• [PROBLEM DETAILS]: State how many lines in the records hold the word "name", giving the number and no other text.

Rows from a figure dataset

BEGIN

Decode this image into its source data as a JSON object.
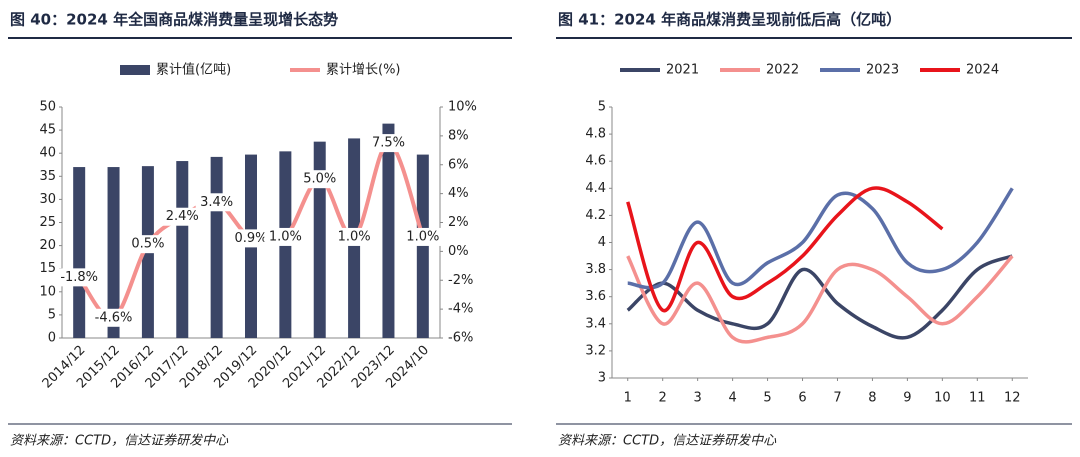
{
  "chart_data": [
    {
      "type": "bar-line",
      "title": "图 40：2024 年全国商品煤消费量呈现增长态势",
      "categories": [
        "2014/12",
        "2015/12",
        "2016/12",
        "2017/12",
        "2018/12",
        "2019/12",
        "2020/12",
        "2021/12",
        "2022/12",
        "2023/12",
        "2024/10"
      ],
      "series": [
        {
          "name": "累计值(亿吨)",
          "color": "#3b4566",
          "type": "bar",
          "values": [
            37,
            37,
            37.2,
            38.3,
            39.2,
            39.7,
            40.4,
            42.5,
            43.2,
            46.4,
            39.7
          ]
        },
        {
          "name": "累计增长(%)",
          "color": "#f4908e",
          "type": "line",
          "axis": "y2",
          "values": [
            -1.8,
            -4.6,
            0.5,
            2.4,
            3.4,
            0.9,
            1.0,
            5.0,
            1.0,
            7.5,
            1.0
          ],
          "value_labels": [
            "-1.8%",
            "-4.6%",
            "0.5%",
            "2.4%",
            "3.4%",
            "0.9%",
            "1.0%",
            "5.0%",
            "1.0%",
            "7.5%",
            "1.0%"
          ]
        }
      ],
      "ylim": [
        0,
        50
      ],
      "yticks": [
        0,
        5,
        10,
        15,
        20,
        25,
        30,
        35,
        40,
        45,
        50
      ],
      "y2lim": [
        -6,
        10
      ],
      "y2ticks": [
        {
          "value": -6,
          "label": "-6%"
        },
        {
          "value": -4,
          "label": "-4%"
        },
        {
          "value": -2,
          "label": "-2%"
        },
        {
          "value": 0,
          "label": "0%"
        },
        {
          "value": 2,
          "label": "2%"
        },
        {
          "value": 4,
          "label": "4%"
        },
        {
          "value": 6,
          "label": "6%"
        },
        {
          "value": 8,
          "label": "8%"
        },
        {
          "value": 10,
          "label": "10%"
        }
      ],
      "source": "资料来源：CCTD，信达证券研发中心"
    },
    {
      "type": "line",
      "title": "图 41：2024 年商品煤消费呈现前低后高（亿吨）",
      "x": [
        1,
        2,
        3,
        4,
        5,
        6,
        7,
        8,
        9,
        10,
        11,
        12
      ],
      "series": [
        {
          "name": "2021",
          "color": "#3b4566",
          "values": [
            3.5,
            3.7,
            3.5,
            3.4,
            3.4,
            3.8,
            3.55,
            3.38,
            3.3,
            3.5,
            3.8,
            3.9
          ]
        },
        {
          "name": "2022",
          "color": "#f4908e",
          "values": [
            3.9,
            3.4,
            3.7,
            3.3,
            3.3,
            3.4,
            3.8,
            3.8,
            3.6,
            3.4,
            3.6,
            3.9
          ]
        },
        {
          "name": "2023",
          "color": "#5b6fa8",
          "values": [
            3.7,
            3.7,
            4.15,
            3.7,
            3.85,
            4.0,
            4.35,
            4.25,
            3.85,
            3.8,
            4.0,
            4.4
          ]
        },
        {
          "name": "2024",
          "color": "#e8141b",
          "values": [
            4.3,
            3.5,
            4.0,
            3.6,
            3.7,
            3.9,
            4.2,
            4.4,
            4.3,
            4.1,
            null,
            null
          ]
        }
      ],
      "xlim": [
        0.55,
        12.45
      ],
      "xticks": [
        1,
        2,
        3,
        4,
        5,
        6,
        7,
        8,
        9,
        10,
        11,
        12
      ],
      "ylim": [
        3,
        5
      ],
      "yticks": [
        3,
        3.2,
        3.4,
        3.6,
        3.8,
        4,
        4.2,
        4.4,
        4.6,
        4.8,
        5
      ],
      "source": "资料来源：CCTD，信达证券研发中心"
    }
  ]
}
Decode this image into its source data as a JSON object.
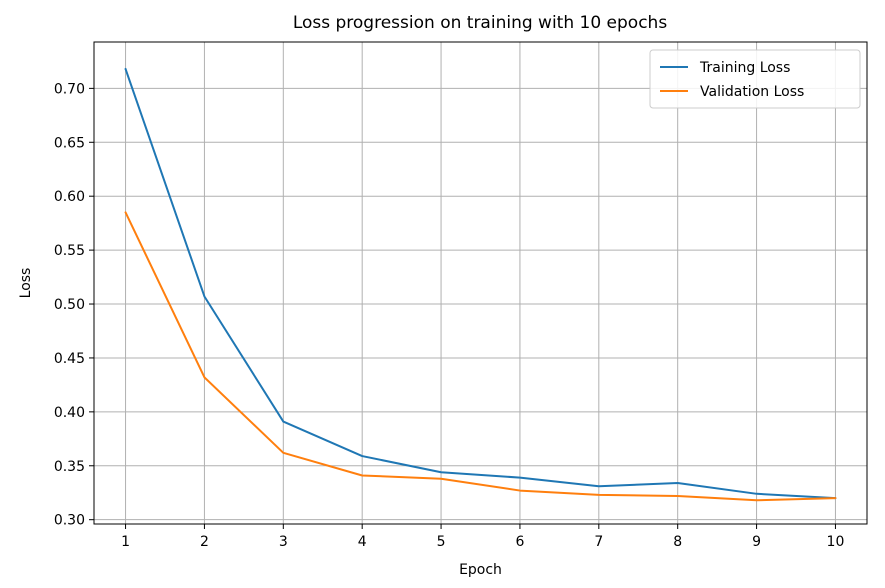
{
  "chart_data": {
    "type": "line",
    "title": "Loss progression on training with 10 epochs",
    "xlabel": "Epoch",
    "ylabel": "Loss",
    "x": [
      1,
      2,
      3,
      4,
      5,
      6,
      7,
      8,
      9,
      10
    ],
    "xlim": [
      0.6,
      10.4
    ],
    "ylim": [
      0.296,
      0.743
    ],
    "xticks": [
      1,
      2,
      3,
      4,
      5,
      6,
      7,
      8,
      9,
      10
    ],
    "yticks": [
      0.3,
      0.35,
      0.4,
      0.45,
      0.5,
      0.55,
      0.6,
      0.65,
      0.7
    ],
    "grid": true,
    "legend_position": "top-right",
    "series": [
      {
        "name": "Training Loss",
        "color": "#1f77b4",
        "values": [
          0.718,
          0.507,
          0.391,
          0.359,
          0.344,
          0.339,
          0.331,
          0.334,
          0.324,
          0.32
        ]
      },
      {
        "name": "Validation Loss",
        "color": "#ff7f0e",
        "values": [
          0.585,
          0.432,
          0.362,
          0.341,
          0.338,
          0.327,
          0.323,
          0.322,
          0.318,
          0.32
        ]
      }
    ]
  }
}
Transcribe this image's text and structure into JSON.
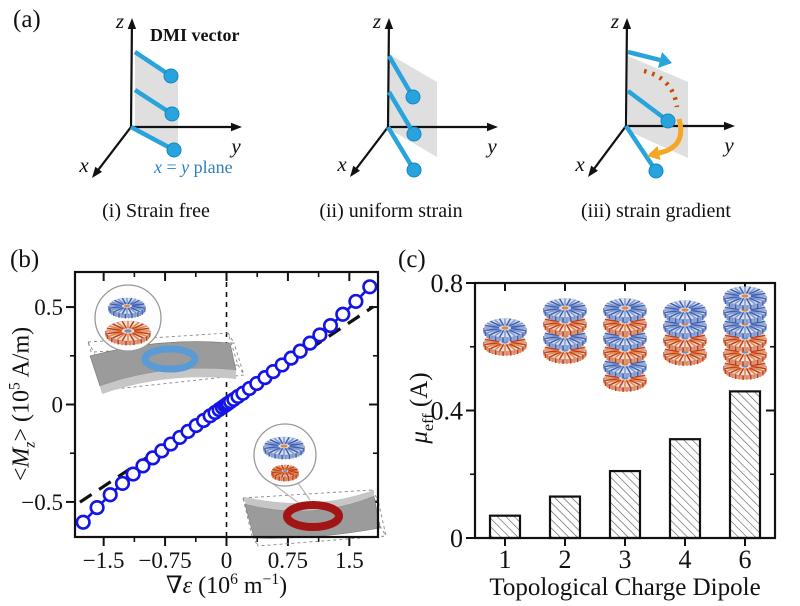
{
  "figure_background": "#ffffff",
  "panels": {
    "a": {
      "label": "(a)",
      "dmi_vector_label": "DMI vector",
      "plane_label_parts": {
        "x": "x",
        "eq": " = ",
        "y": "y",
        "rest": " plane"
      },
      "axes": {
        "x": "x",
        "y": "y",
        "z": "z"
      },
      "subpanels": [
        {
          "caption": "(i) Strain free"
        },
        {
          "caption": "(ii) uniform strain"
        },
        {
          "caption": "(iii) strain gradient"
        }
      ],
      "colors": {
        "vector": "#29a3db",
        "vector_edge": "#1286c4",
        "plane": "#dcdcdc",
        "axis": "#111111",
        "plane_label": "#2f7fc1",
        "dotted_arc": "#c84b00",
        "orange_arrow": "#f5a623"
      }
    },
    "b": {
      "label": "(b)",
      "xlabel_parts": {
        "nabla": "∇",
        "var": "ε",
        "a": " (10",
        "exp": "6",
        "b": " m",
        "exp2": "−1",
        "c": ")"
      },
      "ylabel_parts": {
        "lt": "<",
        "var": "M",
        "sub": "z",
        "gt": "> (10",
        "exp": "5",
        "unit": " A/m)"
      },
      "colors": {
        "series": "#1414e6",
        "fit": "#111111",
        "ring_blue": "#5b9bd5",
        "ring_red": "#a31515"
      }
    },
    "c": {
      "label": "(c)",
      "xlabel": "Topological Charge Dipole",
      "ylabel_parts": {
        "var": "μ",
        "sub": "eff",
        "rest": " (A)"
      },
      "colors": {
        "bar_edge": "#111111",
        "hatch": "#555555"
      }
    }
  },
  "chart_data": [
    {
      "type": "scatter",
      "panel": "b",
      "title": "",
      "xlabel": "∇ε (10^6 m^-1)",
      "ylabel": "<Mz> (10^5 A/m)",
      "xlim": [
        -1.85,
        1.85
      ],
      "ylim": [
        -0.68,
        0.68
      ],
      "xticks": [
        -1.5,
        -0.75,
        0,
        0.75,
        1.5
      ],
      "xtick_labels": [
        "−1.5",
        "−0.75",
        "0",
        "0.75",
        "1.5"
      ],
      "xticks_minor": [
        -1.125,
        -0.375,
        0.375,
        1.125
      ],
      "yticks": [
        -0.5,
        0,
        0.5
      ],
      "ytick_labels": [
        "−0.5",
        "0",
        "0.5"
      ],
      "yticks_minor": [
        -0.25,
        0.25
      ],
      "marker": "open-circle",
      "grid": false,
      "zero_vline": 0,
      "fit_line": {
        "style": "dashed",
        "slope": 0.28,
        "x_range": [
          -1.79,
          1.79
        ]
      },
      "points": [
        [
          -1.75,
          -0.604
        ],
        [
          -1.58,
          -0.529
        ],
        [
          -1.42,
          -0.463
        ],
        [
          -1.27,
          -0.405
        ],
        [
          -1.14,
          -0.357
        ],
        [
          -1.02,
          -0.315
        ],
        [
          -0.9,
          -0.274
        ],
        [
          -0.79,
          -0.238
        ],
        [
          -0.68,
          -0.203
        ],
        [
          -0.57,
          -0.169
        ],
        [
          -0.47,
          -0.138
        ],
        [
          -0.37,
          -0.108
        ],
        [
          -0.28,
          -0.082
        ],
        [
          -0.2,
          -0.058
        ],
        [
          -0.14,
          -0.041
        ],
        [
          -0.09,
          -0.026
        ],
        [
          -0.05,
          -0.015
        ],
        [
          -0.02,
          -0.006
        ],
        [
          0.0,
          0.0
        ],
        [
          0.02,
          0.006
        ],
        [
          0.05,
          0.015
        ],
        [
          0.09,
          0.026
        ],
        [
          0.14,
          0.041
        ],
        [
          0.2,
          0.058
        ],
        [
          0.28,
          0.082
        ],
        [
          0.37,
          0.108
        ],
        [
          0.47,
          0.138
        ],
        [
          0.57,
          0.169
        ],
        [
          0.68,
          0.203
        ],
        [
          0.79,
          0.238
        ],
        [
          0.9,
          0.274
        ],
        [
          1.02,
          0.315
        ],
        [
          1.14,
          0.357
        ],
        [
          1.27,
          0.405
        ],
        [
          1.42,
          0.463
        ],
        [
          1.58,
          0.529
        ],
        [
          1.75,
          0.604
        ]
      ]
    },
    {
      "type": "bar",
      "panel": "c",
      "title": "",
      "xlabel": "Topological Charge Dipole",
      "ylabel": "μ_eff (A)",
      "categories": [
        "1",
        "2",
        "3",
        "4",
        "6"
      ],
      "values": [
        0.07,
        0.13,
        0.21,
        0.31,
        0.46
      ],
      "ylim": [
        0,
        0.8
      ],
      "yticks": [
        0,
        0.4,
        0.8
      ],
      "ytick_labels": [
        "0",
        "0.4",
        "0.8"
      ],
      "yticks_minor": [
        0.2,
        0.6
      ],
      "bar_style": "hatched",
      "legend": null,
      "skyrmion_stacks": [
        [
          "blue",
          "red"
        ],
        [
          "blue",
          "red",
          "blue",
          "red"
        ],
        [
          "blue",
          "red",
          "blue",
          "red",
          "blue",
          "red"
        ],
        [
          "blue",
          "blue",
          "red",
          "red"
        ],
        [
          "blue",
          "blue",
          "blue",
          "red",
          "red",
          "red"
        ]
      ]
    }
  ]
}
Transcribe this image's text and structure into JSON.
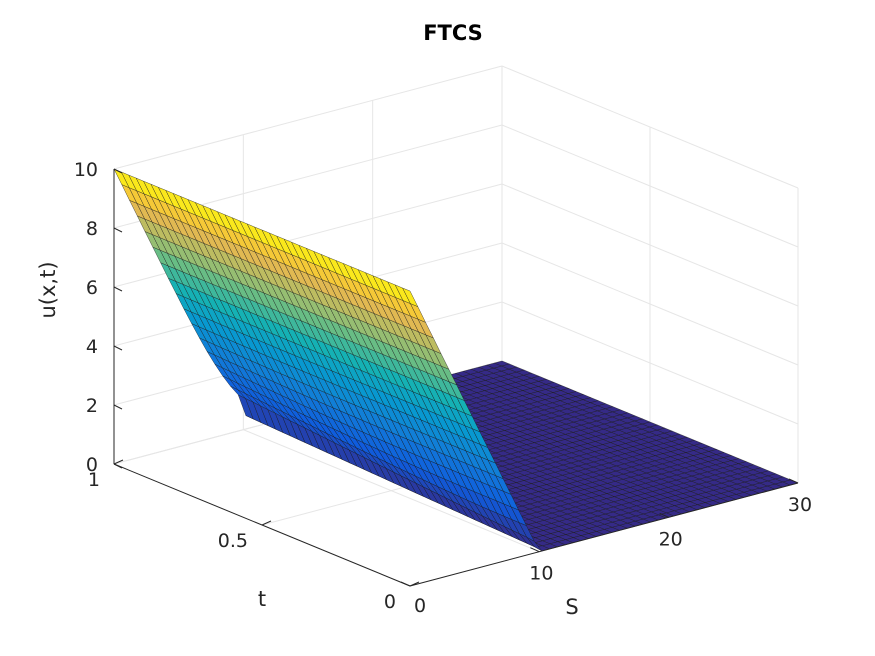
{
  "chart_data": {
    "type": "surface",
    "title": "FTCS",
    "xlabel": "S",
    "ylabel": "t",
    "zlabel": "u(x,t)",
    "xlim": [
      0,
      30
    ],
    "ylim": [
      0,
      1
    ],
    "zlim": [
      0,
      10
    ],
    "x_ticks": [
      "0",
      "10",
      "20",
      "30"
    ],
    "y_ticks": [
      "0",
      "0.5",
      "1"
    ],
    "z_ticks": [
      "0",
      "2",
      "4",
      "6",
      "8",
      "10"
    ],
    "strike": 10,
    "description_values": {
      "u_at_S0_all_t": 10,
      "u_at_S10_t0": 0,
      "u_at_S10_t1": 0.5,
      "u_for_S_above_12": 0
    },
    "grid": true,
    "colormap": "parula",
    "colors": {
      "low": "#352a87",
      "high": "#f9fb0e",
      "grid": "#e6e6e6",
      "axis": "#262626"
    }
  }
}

END

• [RESULT FOR THIS TASK]: 8